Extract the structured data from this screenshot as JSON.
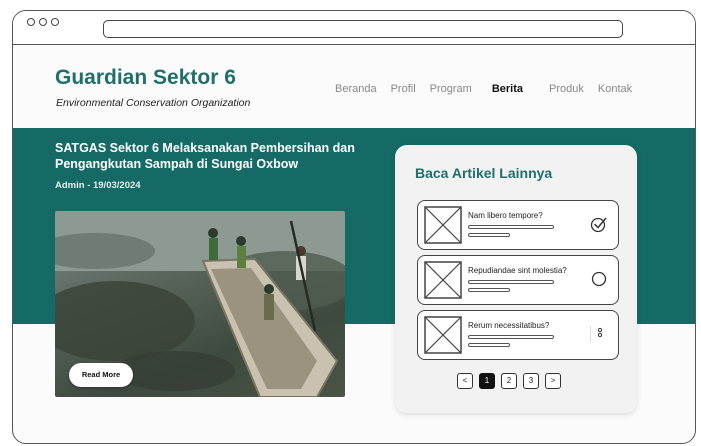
{
  "site": {
    "brand": "Guardian Sektor 6",
    "tagline": "Environmental Conservation Organization"
  },
  "nav": [
    {
      "label": "Beranda",
      "active": false
    },
    {
      "label": "Profil",
      "active": false
    },
    {
      "label": "Program",
      "active": false
    },
    {
      "label": "Berita",
      "active": true
    },
    {
      "label": "Produk",
      "active": false
    },
    {
      "label": "Kontak",
      "active": false
    }
  ],
  "article": {
    "headline": "SATGAS Sektor 6 Melaksanakan Pembersihan dan Pengangkutan Sampah di Sungai Oxbow",
    "meta": "Admin - 19/03/2024",
    "read_more": "Read More"
  },
  "sidebar": {
    "title": "Baca Artikel Lainnya",
    "cards": [
      {
        "title": "Nam libero tempore?",
        "icon": "check-circle-icon"
      },
      {
        "title": "Repudiandae sint molestia?",
        "icon": "circle-icon"
      },
      {
        "title": "Rerum necessitatibus?",
        "icon": "dots-vertical-icon"
      }
    ],
    "pager": {
      "prev": "<",
      "pages": [
        "1",
        "2",
        "3"
      ],
      "current": "1",
      "next": ">"
    }
  },
  "colors": {
    "accent": "#156a65",
    "brand": "#1f6f6a"
  }
}
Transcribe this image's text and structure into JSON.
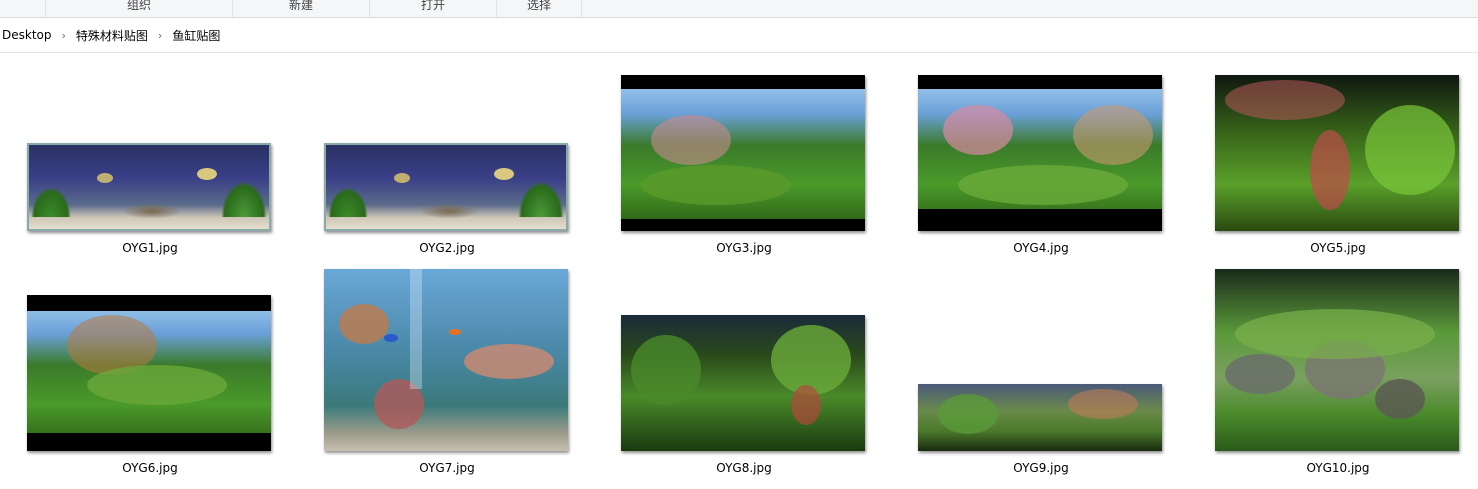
{
  "ribbon": {
    "groups": [
      "",
      "组织",
      "新建",
      "打开",
      "选择"
    ]
  },
  "address": {
    "crumbs": [
      "Desktop",
      "特殊材料贴图",
      "鱼缸贴图"
    ]
  },
  "files": [
    {
      "name": "OYG1.jpg"
    },
    {
      "name": "OYG2.jpg"
    },
    {
      "name": "OYG3.jpg"
    },
    {
      "name": "OYG4.jpg"
    },
    {
      "name": "OYG5.jpg"
    },
    {
      "name": "OYG6.jpg"
    },
    {
      "name": "OYG7.jpg"
    },
    {
      "name": "OYG8.jpg"
    },
    {
      "name": "OYG9.jpg"
    },
    {
      "name": "OYG10.jpg"
    }
  ],
  "colors": {
    "ribbon_bg": "#f5f6f7",
    "address_border": "#e5e5e5"
  }
}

* * * * * * * * *

→ WORK TO COMPLETE
Return all of the entries word for word, but omit the pictures.

→ ANSWER BELOW
Extract the structured data from this screenshot as JSON.
{
  "site": {
    "brand": "Guardian Sektor 6",
    "tagline": "Environmental Conservation Organization"
  },
  "nav": [
    {
      "label": "Beranda",
      "active": false
    },
    {
      "label": "Profil",
      "active": false
    },
    {
      "label": "Program",
      "active": false
    },
    {
      "label": "Berita",
      "active": true
    },
    {
      "label": "Produk",
      "active": false
    },
    {
      "label": "Kontak",
      "active": false
    }
  ],
  "article": {
    "headline": "SATGAS Sektor 6 Melaksanakan Pembersihan dan Pengangkutan Sampah di Sungai Oxbow",
    "meta": "Admin - 19/03/2024",
    "read_more": "Read More"
  },
  "sidebar": {
    "title": "Baca Artikel Lainnya",
    "cards": [
      {
        "title": "Nam libero tempore?",
        "icon": "check-circle-icon"
      },
      {
        "title": "Repudiandae sint molestia?",
        "icon": "circle-icon"
      },
      {
        "title": "Rerum necessitatibus?",
        "icon": "dots-vertical-icon"
      }
    ],
    "pager": {
      "prev": "<",
      "pages": [
        "1",
        "2",
        "3"
      ],
      "current": "1",
      "next": ">"
    }
  },
  "colors": {
    "accent": "#156a65",
    "brand": "#1f6f6a"
  }
}
Transcribe this image's text and structure into JSON.
{
  "ribbon": {
    "groups": [
      "",
      "组织",
      "新建",
      "打开",
      "选择"
    ]
  },
  "address": {
    "crumbs": [
      "Desktop",
      "特殊材料贴图",
      "鱼缸贴图"
    ]
  },
  "files": [
    {
      "name": "OYG1.jpg"
    },
    {
      "name": "OYG2.jpg"
    },
    {
      "name": "OYG3.jpg"
    },
    {
      "name": "OYG4.jpg"
    },
    {
      "name": "OYG5.jpg"
    },
    {
      "name": "OYG6.jpg"
    },
    {
      "name": "OYG7.jpg"
    },
    {
      "name": "OYG8.jpg"
    },
    {
      "name": "OYG9.jpg"
    },
    {
      "name": "OYG10.jpg"
    }
  ],
  "colors": {
    "ribbon_bg": "#f5f6f7",
    "address_border": "#e5e5e5"
  }
}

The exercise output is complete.